[Dataset items]
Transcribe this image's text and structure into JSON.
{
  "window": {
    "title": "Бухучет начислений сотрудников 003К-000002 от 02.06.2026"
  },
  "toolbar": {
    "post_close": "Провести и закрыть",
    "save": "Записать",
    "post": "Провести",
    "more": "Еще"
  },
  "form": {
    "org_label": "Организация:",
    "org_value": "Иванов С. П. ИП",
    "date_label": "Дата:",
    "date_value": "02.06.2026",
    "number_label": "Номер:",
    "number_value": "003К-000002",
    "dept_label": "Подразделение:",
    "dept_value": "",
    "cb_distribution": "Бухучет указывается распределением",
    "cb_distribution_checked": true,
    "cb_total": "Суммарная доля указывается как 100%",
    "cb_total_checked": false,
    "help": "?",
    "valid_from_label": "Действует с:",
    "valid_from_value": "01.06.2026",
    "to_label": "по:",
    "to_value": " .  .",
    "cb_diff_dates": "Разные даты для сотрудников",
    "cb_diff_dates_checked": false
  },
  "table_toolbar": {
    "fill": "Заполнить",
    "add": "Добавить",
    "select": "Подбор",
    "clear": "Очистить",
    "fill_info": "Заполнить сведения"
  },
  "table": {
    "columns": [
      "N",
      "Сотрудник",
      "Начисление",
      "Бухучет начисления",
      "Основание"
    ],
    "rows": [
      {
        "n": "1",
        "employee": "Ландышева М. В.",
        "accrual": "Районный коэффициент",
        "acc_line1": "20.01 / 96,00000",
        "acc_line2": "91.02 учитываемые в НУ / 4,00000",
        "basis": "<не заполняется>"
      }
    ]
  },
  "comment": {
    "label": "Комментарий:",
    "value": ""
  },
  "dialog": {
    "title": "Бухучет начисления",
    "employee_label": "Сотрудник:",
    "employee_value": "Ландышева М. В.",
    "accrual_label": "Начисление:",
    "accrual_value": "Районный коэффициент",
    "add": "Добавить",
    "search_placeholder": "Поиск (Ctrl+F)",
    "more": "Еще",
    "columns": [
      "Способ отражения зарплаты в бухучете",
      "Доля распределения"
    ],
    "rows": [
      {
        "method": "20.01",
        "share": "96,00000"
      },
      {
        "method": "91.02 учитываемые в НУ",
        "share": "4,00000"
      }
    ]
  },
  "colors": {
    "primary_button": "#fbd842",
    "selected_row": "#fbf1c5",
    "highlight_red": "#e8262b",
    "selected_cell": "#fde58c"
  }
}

» The exercise
Print out every record again, exactly and in full.

» Completed task
Transcribe this image's text and structure into JSON.
{
  "window": {
    "title": "Бухучет начислений сотрудников 003К-000002 от 02.06.2026"
  },
  "toolbar": {
    "post_close": "Провести и закрыть",
    "save": "Записать",
    "post": "Провести",
    "more": "Еще"
  },
  "form": {
    "org_label": "Организация:",
    "org_value": "Иванов С. П. ИП",
    "date_label": "Дата:",
    "date_value": "02.06.2026",
    "number_label": "Номер:",
    "number_value": "003К-000002",
    "dept_label": "Подразделение:",
    "dept_value": "",
    "cb_distribution": "Бухучет указывается распределением",
    "cb_distribution_checked": true,
    "cb_total": "Суммарная доля указывается как 100%",
    "cb_total_checked": false,
    "help": "?",
    "valid_from_label": "Действует с:",
    "valid_from_value": "01.06.2026",
    "to_label": "по:",
    "to_value": " .  .",
    "cb_diff_dates": "Разные даты для сотрудников",
    "cb_diff_dates_checked": false
  },
  "table_toolbar": {
    "fill": "Заполнить",
    "add": "Добавить",
    "select": "Подбор",
    "clear": "Очистить",
    "fill_info": "Заполнить сведения"
  },
  "table": {
    "columns": [
      "N",
      "Сотрудник",
      "Начисление",
      "Бухучет начисления",
      "Основание"
    ],
    "rows": [
      {
        "n": "1",
        "employee": "Ландышева М. В.",
        "accrual": "Районный коэффициент",
        "acc_line1": "20.01 / 96,00000",
        "acc_line2": "91.02 учитываемые в НУ / 4,00000",
        "basis": "<не заполняется>"
      }
    ]
  },
  "comment": {
    "label": "Комментарий:",
    "value": ""
  },
  "dialog": {
    "title": "Бухучет начисления",
    "employee_label": "Сотрудник:",
    "employee_value": "Ландышева М. В.",
    "accrual_label": "Начисление:",
    "accrual_value": "Районный коэффициент",
    "add": "Добавить",
    "search_placeholder": "Поиск (Ctrl+F)",
    "more": "Еще",
    "columns": [
      "Способ отражения зарплаты в бухучете",
      "Доля распределения"
    ],
    "rows": [
      {
        "method": "20.01",
        "share": "96,00000"
      },
      {
        "method": "91.02 учитываемые в НУ",
        "share": "4,00000"
      }
    ]
  },
  "colors": {
    "primary_button": "#fbd842",
    "selected_row": "#fbf1c5",
    "highlight_red": "#e8262b",
    "selected_cell": "#fde58c"
  }
}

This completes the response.